- WHAT IS ASKED -
Make an exact copy of the records, with the pictures left out.

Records

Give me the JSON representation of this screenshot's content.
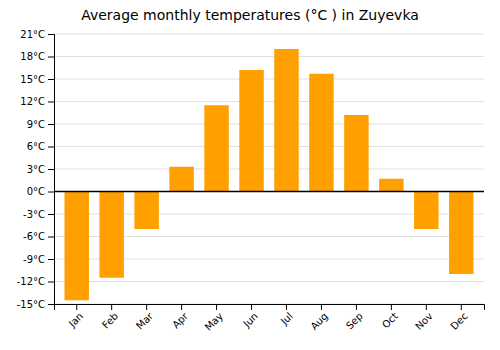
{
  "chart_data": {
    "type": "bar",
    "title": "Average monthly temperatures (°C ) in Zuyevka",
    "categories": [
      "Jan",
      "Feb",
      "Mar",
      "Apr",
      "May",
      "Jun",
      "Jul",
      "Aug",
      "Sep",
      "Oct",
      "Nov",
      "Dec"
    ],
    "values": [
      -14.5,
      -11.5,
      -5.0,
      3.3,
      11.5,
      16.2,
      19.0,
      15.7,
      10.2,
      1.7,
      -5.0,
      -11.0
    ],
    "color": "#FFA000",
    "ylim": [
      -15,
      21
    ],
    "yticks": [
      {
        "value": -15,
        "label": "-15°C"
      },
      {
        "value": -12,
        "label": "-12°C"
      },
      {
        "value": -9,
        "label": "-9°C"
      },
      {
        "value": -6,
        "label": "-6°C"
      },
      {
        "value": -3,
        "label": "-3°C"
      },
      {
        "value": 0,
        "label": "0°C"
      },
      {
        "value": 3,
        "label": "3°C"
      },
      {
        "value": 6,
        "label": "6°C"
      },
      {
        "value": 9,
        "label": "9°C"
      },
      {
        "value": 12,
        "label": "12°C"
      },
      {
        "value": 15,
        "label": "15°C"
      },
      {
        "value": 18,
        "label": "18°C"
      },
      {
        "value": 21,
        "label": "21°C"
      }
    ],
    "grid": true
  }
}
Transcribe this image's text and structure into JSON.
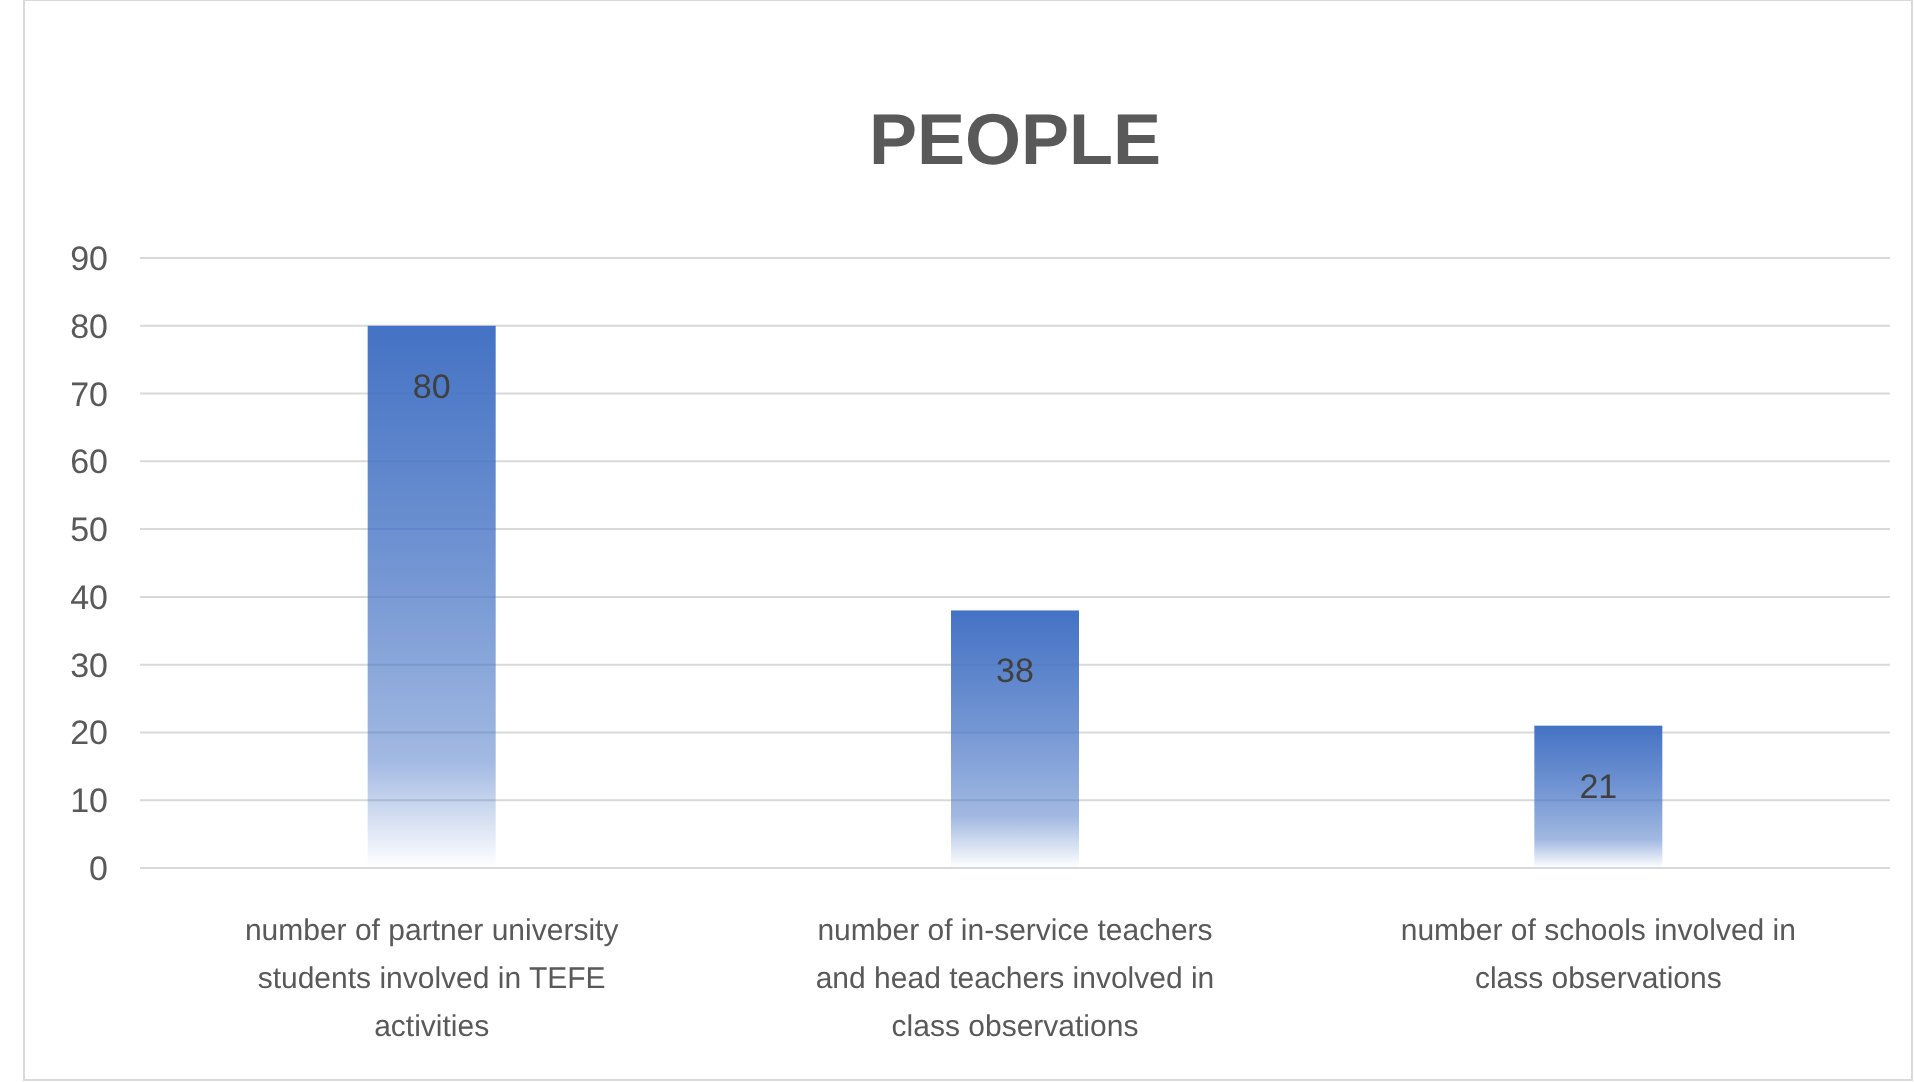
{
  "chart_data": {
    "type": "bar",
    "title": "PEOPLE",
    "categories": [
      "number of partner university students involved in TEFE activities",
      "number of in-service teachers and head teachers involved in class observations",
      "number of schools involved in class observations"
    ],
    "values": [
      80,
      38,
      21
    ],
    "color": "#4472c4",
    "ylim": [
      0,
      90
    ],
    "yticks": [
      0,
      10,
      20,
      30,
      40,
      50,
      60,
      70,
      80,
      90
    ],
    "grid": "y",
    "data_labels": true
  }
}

- RESPONSE BELOW -
Give me the JSON representation of this screenshot's content.
{
  "chart_data": {
    "type": "bar",
    "title": "Average monthly temperatures (°C ) in Zuyevka",
    "categories": [
      "Jan",
      "Feb",
      "Mar",
      "Apr",
      "May",
      "Jun",
      "Jul",
      "Aug",
      "Sep",
      "Oct",
      "Nov",
      "Dec"
    ],
    "values": [
      -14.5,
      -11.5,
      -5.0,
      3.3,
      11.5,
      16.2,
      19.0,
      15.7,
      10.2,
      1.7,
      -5.0,
      -11.0
    ],
    "color": "#FFA000",
    "ylim": [
      -15,
      21
    ],
    "yticks": [
      {
        "value": -15,
        "label": "-15°C"
      },
      {
        "value": -12,
        "label": "-12°C"
      },
      {
        "value": -9,
        "label": "-9°C"
      },
      {
        "value": -6,
        "label": "-6°C"
      },
      {
        "value": -3,
        "label": "-3°C"
      },
      {
        "value": 0,
        "label": "0°C"
      },
      {
        "value": 3,
        "label": "3°C"
      },
      {
        "value": 6,
        "label": "6°C"
      },
      {
        "value": 9,
        "label": "9°C"
      },
      {
        "value": 12,
        "label": "12°C"
      },
      {
        "value": 15,
        "label": "15°C"
      },
      {
        "value": 18,
        "label": "18°C"
      },
      {
        "value": 21,
        "label": "21°C"
      }
    ],
    "grid": true
  }
}
Transcribe this image's text and structure into JSON.
{
  "chart_data": {
    "type": "bar",
    "title": "PEOPLE",
    "categories": [
      "number of partner university students involved in TEFE activities",
      "number of in-service teachers and head teachers involved in class observations",
      "number of schools involved in class observations"
    ],
    "values": [
      80,
      38,
      21
    ],
    "color": "#4472c4",
    "ylim": [
      0,
      90
    ],
    "yticks": [
      0,
      10,
      20,
      30,
      40,
      50,
      60,
      70,
      80,
      90
    ],
    "grid": "y",
    "data_labels": true
  }
}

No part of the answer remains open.